--- ENTRIES SHOWN ---

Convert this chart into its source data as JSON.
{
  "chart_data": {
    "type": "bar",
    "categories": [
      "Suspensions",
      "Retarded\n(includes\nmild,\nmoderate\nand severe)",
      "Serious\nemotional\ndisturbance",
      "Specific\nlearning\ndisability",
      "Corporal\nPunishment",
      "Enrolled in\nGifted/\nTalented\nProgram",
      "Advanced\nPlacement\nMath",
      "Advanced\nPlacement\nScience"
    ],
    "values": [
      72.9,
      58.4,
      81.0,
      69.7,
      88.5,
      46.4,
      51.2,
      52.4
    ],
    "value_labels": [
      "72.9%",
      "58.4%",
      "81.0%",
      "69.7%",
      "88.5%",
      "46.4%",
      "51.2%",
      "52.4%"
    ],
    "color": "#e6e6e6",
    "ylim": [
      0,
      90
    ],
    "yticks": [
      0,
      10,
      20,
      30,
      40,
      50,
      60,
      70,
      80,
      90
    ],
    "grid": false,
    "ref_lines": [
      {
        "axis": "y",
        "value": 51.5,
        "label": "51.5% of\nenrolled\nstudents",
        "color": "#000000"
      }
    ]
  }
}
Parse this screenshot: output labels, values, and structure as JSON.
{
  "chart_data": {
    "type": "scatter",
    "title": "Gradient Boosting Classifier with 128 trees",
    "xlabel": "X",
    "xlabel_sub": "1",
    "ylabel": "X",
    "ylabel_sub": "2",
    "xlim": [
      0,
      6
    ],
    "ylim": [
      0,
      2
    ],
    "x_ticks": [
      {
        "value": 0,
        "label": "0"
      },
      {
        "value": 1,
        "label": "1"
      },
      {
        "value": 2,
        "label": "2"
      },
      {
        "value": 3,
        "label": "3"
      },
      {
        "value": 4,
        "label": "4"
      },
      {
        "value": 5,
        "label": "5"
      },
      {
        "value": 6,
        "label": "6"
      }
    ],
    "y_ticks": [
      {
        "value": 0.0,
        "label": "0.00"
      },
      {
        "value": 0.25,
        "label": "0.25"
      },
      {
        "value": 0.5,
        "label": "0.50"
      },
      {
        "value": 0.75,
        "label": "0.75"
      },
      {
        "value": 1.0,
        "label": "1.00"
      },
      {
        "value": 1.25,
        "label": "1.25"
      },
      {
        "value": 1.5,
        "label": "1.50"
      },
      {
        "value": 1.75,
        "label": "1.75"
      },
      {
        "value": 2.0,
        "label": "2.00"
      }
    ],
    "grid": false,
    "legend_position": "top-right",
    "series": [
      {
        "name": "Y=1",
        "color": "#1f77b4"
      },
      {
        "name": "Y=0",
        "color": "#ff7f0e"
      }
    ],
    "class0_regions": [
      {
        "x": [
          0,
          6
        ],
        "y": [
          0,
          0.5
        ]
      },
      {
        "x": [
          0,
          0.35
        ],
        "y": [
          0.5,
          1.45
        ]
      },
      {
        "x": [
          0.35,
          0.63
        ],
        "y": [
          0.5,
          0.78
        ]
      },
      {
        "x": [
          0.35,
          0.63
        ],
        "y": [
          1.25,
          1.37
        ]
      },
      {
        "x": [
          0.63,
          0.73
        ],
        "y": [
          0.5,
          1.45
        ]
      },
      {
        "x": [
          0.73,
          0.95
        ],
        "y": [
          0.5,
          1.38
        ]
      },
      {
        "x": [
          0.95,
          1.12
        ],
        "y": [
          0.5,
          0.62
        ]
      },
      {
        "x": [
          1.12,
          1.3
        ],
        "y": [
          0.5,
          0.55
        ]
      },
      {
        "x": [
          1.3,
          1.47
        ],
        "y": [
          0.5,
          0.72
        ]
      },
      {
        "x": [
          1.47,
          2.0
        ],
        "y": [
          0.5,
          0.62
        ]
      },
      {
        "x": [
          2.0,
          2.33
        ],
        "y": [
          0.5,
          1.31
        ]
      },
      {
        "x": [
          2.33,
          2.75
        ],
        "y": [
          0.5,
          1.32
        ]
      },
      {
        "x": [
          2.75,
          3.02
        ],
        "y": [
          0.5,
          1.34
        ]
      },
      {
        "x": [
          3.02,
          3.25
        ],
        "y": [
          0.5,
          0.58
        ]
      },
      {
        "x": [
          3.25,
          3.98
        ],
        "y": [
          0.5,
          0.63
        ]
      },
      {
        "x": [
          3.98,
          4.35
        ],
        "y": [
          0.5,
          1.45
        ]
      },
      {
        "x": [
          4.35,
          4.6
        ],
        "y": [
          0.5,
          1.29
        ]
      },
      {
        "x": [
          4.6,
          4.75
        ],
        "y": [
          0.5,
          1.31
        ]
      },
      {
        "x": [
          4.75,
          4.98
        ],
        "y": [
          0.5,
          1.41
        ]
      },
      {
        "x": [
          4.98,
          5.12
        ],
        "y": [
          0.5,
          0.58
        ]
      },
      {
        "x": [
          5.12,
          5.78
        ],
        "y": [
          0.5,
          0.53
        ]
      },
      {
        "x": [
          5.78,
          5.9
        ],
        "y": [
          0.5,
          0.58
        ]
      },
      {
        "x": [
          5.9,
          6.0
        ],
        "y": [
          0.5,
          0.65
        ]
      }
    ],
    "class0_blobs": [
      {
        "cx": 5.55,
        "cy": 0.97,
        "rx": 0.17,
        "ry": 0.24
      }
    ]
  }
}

---

(WORK INSTRUCTIONS)
Using the listing above, return all lines where the word "values" occurs.

(ANSWER)
    "values": [
Parse this screenshot: output labels, values, and structure as JSON.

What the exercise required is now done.